Challenges:
1. According to the child support excerpt, what presumptive amount of child support did the trial judge determine?
2. Decide whether each statement agrees with the child support excerpt, answering yes or no and quoting the words of the excerpt that settle it. (a) Neither party claims the trial judge's finding on the presumptive amount is reversible error. (b) The presumptive amount is computed with the schedule in Code § 20-108.1(B). (c) The trial judge's opinion letter stated that the property settlement agreement was not considered.
-- BEGIN Excerpt provided --
In Watkinson v. Henley, 13 Va. App. 151, 158, 409 S.E.2d 470, 473 (1991), this Court stated that "[t]he starting point . . . for determining the child support obligation of a party, whether initially or at a modification hearing, is to compute the presumptive amount using the schedule found in Code § 20-108.2(B)." Based upon the evidence presented at the ore tenus hearing, the trial judge determined that the presumptive amount of child support was $1,880. Neither party argues that the trial judge's finding concerning the presumptive amount is reversible error. The disputed issue is the trial judge's deviation from the presumptive amount by application of the factors specified in Code § 20-108.1(B). The trial judge's opinion letter acknowledged that various factors had been considered, including the terms of the property settlement agreement. That recognition is consistent with this Court's holding inWatkinson:

Once a trial court determines the presumptive amount, it does not decide whether that amount is "unjust or inappropriate" without considering the amount in relation to the factors set forth in Code §§ 20-107.2 and 20-108.1. While a particular amount may appear to be "just and appropriate" on its face, when considered in comparison to what the parties have agreed upon, and in relation to other extraneous circumstance, the presumptive amount may be unjust or inappropriate. The court may vary from the guidelines by considering any relevant evidence which pertains to the factors set forth in Code §§ 20-107.2 and 20-108.1, which factors may be reflected in the child support or other provisions of an agreement which indirectly benefit a child.
-- END Excerpt provided --
-- BEGIN Listed entries --
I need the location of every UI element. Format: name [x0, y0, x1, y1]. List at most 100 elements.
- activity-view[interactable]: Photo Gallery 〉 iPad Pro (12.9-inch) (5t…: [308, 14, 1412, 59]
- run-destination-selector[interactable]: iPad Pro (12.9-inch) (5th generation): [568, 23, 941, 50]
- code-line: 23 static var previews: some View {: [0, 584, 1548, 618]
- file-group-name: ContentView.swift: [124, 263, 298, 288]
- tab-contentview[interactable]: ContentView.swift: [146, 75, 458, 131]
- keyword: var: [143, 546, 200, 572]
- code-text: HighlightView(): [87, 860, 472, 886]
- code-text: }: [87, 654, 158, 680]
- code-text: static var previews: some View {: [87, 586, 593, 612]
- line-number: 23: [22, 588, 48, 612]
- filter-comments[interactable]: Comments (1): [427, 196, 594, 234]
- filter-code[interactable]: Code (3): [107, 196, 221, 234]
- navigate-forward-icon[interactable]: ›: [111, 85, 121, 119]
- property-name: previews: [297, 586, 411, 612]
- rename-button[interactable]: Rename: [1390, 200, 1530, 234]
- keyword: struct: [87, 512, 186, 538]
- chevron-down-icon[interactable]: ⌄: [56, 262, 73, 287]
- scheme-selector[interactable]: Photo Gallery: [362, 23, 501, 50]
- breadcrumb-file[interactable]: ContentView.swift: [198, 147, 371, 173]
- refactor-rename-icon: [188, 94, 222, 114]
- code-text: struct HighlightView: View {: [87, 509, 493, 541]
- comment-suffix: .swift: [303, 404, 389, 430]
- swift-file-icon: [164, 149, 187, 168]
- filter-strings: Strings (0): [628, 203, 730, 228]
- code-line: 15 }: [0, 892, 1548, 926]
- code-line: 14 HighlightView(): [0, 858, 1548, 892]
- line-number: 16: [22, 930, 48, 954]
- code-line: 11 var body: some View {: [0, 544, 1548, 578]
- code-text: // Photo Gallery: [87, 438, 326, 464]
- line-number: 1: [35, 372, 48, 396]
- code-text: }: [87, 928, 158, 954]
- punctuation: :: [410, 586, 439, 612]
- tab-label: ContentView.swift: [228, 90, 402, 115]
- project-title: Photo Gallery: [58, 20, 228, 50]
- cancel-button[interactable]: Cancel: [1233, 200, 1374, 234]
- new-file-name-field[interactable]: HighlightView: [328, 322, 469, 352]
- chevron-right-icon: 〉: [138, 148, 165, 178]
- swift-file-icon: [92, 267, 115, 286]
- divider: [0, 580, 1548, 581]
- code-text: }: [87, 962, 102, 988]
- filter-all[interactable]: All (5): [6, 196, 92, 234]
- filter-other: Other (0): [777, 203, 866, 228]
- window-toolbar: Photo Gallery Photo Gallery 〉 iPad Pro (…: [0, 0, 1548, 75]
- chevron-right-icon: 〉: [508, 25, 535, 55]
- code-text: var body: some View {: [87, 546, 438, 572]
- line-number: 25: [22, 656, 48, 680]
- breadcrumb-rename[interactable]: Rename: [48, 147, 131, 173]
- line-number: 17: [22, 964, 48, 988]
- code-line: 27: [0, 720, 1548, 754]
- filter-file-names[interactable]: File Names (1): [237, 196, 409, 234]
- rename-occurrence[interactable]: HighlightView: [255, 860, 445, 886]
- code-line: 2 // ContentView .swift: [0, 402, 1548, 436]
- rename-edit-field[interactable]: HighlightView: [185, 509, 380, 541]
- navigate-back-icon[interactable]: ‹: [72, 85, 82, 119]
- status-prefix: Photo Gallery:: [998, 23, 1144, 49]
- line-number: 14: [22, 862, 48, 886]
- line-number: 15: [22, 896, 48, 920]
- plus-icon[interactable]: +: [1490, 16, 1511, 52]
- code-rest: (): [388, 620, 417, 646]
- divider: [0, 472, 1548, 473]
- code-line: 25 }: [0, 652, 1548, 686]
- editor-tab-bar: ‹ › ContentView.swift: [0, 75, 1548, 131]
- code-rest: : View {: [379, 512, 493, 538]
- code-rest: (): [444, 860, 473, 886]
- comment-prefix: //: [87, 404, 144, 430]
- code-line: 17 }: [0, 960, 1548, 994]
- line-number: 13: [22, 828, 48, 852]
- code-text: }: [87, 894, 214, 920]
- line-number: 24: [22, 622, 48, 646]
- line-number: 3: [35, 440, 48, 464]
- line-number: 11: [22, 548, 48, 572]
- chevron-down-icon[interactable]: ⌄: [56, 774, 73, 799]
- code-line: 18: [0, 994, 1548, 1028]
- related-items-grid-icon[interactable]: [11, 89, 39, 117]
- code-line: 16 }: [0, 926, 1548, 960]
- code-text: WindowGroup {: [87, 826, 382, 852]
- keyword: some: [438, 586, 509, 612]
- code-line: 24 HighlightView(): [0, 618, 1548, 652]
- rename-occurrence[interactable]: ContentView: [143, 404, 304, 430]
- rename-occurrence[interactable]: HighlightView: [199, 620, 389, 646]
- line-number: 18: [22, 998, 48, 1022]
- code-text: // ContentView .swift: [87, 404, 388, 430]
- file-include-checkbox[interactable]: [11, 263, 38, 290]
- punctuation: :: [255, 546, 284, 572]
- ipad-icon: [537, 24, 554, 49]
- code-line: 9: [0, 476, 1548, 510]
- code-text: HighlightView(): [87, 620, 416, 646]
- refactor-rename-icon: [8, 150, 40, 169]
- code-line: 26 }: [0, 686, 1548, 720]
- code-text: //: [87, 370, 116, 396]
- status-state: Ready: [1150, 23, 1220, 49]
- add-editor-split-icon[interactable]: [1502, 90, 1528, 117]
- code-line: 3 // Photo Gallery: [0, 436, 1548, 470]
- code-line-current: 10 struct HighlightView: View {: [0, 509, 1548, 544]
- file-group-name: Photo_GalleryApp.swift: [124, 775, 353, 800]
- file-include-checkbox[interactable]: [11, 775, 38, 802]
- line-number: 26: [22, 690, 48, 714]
-- END Listed entries --
Responses by task:
1. $1,880

2.
(a) Yes: "Neither party argues that the trial judge's finding concerning the presumptive amount is reversible error."
(b) No: "is to compute the presumptive amount using the schedule found in Code § 20-108.2(B)."
(c) No: "The trial judge's opinion letter acknowledged that various factors had been considered, including the terms of the property settlement agreement."